# [Alıntılanan metin]
┌────────

Sabitfikir
Künye | Yazarlar | Giriş Yap

Felsefe

Felsefe

Hidayete Ermemiş Bir Agnostik / Hans Georg Gadamer



Toplam oy: 821
Hans Georg Gadamer
Paradigma Yayınları

“Hermeneutiğin ruhu, ötekinin de haklı olabilme imkânıdır. Kendini bil, Tanrı olmadığını bil anlamına gelir. Felsefe kişinin kendi cehaletini kabulüyle başlar ve biter.”
                                                  HANS- GEORG GADAMER


“Bu kitabın açtığı uzun yolu kat etmek isteyen kişinin derin bir nefes alması ve çok sayıda engeli aşması gerekir. O gerçek bir şaheser, Hermeneutiğin Summa’sı, fakat aynı zamanda kontrol edilemez olanın, yani insanın sonluluğunun / sınırlılığının da şaheseridir.” Jean Grondin’in bahsettiği bu yapıt, Gadamer’in Hakikat ve Yöntem’inden başkası değildir.

└────────

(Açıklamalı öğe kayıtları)

┌────────

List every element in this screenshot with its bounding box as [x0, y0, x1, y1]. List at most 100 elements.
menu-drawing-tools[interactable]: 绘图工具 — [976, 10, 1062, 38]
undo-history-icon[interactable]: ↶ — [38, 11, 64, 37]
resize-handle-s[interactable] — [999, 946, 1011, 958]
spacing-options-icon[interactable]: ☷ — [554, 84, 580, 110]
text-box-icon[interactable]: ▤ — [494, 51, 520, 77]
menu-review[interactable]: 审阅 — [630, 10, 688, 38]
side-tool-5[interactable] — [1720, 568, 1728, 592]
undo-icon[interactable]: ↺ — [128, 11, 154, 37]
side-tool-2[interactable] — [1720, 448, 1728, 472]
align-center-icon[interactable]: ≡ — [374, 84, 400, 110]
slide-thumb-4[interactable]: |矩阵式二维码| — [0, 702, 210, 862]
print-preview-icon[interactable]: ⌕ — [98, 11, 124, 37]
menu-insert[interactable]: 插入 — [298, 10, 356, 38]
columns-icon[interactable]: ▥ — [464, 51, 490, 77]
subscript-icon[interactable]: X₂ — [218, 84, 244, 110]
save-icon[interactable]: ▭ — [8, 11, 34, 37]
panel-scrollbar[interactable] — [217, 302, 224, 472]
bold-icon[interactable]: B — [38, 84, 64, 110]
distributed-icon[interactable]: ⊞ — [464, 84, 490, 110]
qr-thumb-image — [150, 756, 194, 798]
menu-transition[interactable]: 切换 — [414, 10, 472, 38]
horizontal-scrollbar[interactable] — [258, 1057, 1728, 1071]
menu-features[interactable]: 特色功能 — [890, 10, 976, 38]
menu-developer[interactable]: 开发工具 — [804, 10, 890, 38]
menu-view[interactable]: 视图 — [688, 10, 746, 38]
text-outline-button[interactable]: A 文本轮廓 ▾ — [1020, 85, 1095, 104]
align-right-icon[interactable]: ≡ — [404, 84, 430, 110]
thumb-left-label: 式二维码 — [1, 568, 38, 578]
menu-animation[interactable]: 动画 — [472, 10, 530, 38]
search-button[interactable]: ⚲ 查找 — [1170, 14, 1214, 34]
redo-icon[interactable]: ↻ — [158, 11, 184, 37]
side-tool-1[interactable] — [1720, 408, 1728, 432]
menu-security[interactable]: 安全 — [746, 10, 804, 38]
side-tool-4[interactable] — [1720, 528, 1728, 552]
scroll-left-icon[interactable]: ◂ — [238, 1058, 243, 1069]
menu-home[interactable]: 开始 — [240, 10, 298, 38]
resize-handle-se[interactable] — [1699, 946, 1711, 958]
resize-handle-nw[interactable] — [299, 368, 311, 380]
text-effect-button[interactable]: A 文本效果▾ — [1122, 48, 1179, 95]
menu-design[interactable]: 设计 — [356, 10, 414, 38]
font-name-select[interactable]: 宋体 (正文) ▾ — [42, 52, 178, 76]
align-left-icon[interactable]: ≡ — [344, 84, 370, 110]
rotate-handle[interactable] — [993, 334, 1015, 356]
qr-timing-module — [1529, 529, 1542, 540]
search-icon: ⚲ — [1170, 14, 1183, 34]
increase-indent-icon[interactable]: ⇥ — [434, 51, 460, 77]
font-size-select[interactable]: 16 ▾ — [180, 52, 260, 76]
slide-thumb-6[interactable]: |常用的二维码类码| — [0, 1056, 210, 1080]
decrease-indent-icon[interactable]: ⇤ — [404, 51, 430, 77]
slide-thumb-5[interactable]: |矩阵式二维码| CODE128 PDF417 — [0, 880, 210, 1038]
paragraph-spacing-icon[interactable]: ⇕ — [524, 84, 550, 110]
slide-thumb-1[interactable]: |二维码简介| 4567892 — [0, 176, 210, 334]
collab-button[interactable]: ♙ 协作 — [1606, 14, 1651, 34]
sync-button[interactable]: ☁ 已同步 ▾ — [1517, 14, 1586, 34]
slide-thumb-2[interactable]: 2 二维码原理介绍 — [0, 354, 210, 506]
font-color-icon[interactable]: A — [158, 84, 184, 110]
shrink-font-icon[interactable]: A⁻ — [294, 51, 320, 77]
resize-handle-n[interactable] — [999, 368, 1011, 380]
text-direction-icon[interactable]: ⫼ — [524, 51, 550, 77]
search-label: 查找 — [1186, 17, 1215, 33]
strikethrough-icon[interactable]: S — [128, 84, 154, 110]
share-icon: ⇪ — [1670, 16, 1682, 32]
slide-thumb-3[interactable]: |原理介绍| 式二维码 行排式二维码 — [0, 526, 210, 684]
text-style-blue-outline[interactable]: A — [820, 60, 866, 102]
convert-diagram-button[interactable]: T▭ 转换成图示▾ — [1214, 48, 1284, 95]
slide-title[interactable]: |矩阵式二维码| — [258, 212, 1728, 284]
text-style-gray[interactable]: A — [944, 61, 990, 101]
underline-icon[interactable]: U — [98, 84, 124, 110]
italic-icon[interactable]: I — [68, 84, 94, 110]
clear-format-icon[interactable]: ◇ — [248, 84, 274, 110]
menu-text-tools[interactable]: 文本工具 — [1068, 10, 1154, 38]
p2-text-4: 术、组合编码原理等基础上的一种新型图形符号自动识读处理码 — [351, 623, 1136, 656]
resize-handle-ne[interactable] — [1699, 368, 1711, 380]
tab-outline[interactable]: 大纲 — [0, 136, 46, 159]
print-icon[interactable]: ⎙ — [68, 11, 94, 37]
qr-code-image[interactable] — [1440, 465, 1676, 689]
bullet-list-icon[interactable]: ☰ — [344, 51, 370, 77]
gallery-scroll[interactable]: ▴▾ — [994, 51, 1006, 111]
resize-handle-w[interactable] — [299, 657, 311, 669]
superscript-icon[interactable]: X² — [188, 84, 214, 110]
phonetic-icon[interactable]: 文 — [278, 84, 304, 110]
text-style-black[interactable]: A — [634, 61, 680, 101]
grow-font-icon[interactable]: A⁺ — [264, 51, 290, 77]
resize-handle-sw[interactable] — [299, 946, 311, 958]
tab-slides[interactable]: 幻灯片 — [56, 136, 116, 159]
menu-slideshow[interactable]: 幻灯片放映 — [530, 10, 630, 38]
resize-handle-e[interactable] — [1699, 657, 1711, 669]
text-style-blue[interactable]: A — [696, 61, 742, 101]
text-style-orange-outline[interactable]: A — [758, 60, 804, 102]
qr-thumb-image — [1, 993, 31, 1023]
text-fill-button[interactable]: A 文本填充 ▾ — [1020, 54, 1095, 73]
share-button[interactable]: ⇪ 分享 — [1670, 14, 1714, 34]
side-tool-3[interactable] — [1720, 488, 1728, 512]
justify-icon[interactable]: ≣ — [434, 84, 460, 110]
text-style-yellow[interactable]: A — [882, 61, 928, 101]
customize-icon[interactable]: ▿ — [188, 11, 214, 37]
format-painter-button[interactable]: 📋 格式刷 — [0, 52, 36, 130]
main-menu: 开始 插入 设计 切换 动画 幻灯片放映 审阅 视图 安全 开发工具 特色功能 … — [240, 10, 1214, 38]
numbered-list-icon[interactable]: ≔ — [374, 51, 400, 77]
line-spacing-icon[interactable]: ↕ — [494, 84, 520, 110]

└────────

# [Verilen görev 1]
Gadamer hakkındaki metne göre Jean Grondin'in bahsettiği yapıt hangisidir?
# [Verilen görev 2]
Gadamer hakkındaki metinde "Toplam oy: 821" sözlerini içeren yerle açılıp "Yöntem’inden başkası değildir." sözleriyle kapanan kısmı aynen yeniden verin.

# [Yazılı çözüm 1]
Gadamer'in Hakikat ve Yöntem'i.

# [Yazılı çözüm 2]
Toplam oy: 821
Hans Georg Gadamer
Paradigma Yayınları

“Hermeneutiğin ruhu, ötekinin de haklı olabilme imkânıdır. Kendini bil, Tanrı olmadığını bil anlamına gelir. Felsefe kişinin kendi cehaletini kabulüyle başlar ve biter.”
                                                  HANS- GEORG GADAMER


“Bu kitabın açtığı uzun yolu kat etmek isteyen kişinin derin bir nefes alması ve çok sayıda engeli aşması gerekir. O gerçek bir şaheser, Hermeneutiğin Summa’sı, fakat aynı zamanda kontrol edilemez olanın, yani insanın sonluluğunun / sınırlılığının da şaheseridir.” Jean Grondin’in bahsettiği bu yapıt, Gadamer’in Hakikat ve Yöntem’inden başkası değildir.